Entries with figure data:
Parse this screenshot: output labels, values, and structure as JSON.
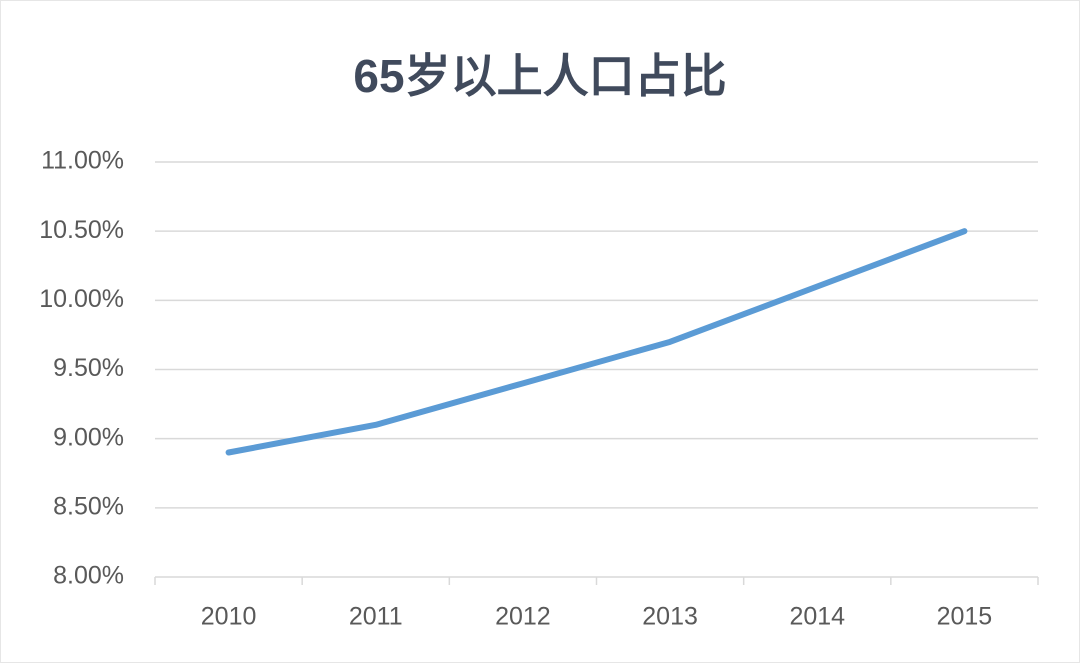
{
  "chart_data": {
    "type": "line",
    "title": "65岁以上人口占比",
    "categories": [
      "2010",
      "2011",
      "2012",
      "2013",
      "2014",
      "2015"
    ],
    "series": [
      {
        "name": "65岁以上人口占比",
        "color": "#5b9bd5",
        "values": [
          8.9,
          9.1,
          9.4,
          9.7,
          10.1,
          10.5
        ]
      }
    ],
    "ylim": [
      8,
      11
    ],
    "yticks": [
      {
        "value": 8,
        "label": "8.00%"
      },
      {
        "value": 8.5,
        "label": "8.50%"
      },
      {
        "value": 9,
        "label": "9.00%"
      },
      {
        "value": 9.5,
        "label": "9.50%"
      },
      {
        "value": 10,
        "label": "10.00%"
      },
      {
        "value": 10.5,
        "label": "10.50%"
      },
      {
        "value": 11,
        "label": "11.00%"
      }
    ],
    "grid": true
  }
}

Given request: Copy the records exactly. Skip the pictures.

The solution:
Parse this screenshot: output labels, values, and structure as JSON.
{
  "chart_data": {
    "type": "line",
    "title": "65岁以上人口占比",
    "categories": [
      "2010",
      "2011",
      "2012",
      "2013",
      "2014",
      "2015"
    ],
    "series": [
      {
        "name": "65岁以上人口占比",
        "color": "#5b9bd5",
        "values": [
          8.9,
          9.1,
          9.4,
          9.7,
          10.1,
          10.5
        ]
      }
    ],
    "ylim": [
      8,
      11
    ],
    "yticks": [
      {
        "value": 8,
        "label": "8.00%"
      },
      {
        "value": 8.5,
        "label": "8.50%"
      },
      {
        "value": 9,
        "label": "9.00%"
      },
      {
        "value": 9.5,
        "label": "9.50%"
      },
      {
        "value": 10,
        "label": "10.00%"
      },
      {
        "value": 10.5,
        "label": "10.50%"
      },
      {
        "value": 11,
        "label": "11.00%"
      }
    ],
    "grid": true
  }
}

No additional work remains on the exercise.